## START Raw records

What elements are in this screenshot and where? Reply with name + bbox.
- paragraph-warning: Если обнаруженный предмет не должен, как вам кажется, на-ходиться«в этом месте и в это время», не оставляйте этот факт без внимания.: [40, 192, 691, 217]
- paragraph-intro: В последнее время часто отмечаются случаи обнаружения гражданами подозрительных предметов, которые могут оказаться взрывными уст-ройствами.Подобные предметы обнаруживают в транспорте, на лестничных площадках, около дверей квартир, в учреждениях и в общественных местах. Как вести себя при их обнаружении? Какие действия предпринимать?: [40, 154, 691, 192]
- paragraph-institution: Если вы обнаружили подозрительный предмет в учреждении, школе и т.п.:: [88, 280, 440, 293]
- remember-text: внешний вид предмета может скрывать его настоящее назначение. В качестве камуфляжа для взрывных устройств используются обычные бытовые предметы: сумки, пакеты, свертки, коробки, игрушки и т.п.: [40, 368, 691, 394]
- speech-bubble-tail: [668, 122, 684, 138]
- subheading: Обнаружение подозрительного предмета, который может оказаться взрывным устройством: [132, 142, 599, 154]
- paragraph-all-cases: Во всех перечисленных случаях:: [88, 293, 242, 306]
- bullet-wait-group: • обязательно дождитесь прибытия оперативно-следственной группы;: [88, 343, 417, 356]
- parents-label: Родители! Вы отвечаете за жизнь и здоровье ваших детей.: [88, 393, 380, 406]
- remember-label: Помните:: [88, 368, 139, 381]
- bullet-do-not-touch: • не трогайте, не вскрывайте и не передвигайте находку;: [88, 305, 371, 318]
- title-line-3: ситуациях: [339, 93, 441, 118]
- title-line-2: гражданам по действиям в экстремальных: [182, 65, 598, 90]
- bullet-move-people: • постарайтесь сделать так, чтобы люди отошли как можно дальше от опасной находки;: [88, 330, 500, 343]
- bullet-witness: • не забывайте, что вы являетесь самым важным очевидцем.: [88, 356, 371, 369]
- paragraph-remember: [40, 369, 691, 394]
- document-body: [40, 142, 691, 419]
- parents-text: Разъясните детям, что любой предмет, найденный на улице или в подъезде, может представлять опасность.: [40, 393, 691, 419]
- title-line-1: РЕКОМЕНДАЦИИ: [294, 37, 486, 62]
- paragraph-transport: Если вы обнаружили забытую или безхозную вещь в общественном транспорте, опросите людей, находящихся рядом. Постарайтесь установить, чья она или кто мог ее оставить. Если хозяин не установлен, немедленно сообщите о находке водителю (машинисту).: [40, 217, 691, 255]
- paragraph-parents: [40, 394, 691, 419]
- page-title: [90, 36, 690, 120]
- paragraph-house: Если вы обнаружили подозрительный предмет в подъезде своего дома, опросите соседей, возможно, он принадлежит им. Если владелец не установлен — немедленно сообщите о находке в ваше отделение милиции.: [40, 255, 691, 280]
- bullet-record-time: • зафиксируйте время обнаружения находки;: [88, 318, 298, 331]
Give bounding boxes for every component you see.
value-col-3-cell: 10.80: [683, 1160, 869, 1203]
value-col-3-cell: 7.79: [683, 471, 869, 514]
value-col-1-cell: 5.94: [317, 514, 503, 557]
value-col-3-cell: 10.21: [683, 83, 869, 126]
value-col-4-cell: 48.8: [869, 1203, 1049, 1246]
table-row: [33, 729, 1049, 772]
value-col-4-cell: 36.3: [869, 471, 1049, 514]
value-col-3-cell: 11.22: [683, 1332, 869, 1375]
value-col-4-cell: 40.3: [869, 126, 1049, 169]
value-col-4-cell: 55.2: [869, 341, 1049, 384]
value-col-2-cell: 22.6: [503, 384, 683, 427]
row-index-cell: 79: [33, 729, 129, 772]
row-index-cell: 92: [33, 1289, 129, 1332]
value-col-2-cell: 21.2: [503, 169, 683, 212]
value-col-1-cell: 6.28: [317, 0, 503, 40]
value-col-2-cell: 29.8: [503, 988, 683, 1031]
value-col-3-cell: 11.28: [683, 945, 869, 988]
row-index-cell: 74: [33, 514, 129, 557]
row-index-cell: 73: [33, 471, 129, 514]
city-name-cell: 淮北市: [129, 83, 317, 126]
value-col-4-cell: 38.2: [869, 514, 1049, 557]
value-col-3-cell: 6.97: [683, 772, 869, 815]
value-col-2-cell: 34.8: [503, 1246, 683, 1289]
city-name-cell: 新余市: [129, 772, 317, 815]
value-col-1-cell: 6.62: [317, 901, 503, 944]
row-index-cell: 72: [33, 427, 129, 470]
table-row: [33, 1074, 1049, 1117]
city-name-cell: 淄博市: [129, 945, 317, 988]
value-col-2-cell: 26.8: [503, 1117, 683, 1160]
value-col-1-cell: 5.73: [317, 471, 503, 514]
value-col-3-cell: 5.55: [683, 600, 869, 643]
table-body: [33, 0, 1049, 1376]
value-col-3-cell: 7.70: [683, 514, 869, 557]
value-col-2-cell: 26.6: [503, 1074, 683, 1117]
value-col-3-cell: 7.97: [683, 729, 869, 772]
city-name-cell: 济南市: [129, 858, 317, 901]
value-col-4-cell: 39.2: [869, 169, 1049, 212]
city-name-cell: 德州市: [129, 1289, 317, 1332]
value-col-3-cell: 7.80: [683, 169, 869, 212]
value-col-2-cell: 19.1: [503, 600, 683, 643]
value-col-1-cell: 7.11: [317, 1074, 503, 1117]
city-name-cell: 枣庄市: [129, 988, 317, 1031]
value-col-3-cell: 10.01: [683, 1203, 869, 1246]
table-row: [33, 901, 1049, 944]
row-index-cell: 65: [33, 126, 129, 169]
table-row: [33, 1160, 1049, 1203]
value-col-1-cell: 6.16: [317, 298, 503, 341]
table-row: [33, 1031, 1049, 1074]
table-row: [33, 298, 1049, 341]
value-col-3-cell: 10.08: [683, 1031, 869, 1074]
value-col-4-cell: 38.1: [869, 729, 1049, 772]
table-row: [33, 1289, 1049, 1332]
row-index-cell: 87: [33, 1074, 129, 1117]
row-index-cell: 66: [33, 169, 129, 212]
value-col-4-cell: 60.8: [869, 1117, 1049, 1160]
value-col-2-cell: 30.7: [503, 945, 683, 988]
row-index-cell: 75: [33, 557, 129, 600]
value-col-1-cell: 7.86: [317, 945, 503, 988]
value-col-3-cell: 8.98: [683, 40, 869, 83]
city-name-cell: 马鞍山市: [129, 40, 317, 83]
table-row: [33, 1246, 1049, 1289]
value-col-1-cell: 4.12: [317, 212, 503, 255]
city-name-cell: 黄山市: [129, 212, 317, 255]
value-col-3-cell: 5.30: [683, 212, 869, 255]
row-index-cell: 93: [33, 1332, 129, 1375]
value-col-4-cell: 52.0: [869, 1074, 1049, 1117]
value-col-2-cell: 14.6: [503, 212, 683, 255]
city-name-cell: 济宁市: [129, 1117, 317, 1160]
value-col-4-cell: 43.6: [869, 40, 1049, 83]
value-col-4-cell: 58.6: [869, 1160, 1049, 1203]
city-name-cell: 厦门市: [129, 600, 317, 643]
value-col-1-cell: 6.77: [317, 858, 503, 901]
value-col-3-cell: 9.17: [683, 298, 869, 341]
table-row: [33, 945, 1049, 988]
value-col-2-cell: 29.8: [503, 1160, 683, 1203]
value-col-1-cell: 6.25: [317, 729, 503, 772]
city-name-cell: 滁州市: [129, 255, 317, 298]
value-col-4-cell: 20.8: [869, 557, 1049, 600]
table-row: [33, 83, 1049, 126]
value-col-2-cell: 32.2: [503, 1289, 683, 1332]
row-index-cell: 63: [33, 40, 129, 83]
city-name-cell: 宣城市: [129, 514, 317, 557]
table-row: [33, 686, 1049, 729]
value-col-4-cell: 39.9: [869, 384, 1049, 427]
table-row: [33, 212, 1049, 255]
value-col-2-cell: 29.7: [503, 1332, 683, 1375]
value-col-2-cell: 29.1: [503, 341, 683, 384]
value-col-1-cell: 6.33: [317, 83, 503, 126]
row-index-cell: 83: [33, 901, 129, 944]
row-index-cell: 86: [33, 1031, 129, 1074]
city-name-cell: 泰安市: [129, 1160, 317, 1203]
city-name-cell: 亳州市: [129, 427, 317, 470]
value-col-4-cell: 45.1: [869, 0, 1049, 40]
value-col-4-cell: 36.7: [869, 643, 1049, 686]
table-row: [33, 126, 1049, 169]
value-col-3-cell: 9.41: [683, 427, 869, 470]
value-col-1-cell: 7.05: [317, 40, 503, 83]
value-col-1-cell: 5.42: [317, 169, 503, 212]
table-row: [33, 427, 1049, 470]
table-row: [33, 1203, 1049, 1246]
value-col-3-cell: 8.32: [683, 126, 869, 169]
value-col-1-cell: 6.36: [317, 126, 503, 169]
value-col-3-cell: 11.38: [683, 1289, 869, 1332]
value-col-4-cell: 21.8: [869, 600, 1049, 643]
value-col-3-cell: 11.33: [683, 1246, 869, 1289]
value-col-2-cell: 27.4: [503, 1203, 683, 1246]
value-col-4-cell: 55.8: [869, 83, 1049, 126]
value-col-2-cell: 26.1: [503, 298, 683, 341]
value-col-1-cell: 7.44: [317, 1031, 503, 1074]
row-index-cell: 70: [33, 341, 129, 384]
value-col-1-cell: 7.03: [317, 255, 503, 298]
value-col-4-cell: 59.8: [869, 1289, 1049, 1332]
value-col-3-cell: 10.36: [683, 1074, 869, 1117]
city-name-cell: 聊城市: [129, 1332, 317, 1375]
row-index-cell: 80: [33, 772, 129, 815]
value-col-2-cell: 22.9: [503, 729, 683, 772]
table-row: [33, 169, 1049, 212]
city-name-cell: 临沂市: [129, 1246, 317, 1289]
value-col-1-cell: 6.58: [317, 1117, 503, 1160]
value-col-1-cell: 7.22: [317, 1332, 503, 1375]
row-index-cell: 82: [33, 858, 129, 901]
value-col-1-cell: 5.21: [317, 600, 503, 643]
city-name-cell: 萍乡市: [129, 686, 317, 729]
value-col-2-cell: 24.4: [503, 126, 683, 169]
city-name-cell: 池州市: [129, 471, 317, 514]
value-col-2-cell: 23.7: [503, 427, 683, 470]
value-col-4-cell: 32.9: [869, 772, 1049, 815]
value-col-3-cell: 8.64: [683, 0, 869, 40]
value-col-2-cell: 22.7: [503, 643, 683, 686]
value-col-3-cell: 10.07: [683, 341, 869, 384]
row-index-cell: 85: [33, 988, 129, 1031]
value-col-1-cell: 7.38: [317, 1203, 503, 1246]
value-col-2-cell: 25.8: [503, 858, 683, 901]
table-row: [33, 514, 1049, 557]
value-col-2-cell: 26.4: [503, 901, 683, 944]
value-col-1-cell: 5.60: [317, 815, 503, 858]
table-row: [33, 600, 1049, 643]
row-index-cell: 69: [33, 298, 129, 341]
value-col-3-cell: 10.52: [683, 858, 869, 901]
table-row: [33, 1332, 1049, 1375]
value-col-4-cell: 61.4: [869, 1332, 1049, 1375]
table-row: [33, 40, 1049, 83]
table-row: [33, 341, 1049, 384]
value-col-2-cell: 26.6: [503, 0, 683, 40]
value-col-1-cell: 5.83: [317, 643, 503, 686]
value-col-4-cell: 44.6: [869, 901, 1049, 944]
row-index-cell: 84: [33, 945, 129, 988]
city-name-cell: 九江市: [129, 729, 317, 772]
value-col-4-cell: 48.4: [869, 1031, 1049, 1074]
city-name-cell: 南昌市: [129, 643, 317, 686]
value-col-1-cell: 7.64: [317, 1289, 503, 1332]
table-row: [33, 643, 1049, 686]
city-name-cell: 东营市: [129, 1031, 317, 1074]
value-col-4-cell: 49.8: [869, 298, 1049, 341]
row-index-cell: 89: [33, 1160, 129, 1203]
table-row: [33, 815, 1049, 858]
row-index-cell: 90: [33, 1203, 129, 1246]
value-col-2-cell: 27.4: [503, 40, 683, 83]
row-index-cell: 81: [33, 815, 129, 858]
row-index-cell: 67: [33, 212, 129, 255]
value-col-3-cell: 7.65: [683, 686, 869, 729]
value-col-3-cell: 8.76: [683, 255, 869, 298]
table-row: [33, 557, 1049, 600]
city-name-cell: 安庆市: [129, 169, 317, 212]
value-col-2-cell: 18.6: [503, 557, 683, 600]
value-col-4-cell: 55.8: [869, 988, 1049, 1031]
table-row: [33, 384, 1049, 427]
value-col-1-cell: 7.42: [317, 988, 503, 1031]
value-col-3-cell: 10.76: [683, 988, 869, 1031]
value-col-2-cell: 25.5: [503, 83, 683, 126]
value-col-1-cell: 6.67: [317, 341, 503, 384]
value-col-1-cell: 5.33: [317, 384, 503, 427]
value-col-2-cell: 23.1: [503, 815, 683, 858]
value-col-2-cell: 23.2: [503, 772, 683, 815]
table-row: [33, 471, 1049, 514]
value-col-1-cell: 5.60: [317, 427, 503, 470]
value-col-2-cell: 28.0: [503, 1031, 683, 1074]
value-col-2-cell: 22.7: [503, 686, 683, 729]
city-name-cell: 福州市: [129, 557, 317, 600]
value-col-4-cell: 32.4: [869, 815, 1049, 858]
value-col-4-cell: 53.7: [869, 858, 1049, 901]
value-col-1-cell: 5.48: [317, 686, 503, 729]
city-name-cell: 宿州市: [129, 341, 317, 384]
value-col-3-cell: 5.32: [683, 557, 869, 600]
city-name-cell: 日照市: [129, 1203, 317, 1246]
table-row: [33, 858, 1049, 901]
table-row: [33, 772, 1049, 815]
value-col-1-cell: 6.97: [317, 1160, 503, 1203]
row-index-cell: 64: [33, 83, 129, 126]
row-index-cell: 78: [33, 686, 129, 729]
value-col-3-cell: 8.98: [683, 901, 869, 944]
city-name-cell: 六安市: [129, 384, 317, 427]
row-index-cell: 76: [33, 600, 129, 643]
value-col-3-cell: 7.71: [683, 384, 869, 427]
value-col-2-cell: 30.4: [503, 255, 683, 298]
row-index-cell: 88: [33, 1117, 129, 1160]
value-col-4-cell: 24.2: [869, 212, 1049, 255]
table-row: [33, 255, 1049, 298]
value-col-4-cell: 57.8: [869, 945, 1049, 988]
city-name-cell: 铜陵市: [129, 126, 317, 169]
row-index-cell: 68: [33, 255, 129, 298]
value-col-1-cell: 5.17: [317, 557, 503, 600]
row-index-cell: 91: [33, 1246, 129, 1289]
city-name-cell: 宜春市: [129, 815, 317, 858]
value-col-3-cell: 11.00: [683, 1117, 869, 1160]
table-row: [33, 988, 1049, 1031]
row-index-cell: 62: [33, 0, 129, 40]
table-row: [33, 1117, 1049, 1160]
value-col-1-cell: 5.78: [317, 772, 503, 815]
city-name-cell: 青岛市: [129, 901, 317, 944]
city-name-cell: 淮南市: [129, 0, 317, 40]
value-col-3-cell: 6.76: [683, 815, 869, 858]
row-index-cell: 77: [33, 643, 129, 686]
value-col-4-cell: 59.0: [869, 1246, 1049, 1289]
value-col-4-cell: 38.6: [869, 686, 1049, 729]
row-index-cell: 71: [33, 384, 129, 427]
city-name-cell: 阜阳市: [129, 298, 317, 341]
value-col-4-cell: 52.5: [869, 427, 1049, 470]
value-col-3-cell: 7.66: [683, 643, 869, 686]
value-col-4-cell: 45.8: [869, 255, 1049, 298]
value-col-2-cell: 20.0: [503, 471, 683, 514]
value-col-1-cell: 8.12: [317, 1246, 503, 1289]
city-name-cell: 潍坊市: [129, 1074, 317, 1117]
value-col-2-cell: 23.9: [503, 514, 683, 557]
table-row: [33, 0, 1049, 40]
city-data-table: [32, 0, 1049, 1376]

## END Raw records

__Task to complete__
Give the lines from the start of the listing up to and including the line containing "- paragraph-warning: Если" as a Markdown table with the columns Row and Line, leaving out any blank lines.

__Answer below__
| Row | Line |
|---|---|
| 1 | What elements are in this screenshot and where? Reply with name + bbox. |
| 2 | - paragraph-warning: Если обнаруженный предмет не должен, как вам кажется, на-ходиться«в этом месте и в это время», не оставляйте этот факт без внимания.: [40, 192, 691, 217] |